From the entries below, count the lines with "Questions". Write only the count.

::::::

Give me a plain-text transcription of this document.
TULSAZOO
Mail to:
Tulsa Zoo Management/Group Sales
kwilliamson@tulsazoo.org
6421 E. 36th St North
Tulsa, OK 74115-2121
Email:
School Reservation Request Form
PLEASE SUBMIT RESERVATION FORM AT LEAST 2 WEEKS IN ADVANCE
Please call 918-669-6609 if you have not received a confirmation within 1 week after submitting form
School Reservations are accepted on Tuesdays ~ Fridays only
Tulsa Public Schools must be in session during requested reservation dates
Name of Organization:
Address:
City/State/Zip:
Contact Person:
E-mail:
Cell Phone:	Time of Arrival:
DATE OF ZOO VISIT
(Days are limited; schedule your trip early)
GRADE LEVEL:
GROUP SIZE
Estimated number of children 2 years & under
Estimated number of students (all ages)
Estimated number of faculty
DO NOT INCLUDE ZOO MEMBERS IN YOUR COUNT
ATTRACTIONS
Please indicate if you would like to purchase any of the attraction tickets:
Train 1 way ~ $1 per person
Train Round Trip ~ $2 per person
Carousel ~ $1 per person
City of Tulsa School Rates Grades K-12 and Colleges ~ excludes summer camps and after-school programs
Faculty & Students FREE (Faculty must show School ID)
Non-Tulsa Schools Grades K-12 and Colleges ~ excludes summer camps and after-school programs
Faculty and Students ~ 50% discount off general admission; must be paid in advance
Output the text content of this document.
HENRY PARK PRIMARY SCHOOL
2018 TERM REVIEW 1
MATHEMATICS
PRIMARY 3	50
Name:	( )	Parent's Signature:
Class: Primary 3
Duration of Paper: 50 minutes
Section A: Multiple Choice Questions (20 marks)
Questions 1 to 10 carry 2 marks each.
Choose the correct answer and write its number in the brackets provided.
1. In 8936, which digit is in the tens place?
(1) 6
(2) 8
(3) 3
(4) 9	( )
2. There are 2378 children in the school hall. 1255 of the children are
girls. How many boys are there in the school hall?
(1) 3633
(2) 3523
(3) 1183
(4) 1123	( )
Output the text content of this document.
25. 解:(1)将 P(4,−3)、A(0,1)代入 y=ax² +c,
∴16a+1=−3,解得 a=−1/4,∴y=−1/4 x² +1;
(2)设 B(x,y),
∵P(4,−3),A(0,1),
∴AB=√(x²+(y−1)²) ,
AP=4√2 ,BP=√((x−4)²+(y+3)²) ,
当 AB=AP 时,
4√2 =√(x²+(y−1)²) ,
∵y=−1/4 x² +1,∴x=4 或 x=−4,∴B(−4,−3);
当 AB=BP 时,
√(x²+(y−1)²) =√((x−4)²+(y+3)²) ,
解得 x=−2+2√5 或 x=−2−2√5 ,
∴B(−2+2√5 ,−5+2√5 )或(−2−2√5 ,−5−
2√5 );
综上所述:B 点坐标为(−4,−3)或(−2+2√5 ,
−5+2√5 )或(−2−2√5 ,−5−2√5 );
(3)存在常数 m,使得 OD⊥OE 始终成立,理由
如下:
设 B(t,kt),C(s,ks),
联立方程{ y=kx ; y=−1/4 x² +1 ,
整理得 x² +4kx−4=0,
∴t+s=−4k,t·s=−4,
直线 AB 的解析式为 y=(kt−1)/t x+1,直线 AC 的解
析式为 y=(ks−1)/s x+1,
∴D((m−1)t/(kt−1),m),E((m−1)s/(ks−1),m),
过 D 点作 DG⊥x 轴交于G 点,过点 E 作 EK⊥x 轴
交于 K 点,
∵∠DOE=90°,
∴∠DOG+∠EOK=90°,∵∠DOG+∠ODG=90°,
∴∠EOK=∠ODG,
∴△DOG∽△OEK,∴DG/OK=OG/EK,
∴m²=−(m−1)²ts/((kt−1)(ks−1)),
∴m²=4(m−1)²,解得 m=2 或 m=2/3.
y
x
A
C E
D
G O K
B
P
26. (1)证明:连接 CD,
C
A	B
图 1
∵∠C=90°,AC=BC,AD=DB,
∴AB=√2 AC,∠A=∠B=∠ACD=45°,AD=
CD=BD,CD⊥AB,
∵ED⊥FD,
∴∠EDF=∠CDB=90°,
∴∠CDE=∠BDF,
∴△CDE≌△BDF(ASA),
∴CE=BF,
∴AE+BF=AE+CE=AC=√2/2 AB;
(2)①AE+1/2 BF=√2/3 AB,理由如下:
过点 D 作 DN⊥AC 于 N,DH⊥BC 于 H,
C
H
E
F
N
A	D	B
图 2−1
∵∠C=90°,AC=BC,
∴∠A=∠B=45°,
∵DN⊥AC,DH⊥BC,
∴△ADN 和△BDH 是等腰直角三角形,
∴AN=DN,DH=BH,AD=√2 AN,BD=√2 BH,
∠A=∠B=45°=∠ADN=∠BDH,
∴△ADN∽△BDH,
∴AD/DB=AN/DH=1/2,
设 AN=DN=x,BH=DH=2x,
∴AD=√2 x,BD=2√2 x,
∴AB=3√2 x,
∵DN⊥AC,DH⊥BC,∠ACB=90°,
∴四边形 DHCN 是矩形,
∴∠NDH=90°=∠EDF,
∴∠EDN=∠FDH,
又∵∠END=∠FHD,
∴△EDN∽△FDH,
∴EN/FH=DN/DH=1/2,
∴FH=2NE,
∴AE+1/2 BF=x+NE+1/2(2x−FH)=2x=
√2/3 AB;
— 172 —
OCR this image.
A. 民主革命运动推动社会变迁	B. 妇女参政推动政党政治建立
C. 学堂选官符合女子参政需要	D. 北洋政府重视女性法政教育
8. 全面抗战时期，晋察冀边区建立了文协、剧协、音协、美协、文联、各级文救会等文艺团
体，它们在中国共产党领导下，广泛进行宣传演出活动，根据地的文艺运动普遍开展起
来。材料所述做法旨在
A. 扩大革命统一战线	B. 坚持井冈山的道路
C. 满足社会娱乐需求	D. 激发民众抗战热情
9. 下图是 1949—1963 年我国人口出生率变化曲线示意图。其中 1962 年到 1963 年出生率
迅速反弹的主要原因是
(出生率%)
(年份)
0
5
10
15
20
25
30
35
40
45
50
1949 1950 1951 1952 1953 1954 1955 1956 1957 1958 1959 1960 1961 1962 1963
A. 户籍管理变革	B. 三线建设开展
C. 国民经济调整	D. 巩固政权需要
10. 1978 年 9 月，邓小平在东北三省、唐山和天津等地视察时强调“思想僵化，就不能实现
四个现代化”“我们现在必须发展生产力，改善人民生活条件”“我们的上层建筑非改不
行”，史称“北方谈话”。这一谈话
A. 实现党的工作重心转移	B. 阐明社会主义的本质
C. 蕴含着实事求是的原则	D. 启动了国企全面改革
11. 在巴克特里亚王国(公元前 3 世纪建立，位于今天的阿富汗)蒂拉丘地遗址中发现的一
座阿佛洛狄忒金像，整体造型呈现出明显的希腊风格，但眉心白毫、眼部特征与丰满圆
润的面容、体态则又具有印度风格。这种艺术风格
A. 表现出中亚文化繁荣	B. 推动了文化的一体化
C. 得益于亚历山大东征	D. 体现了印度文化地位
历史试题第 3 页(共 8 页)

::::::

ANSWER TO THIS TASK
2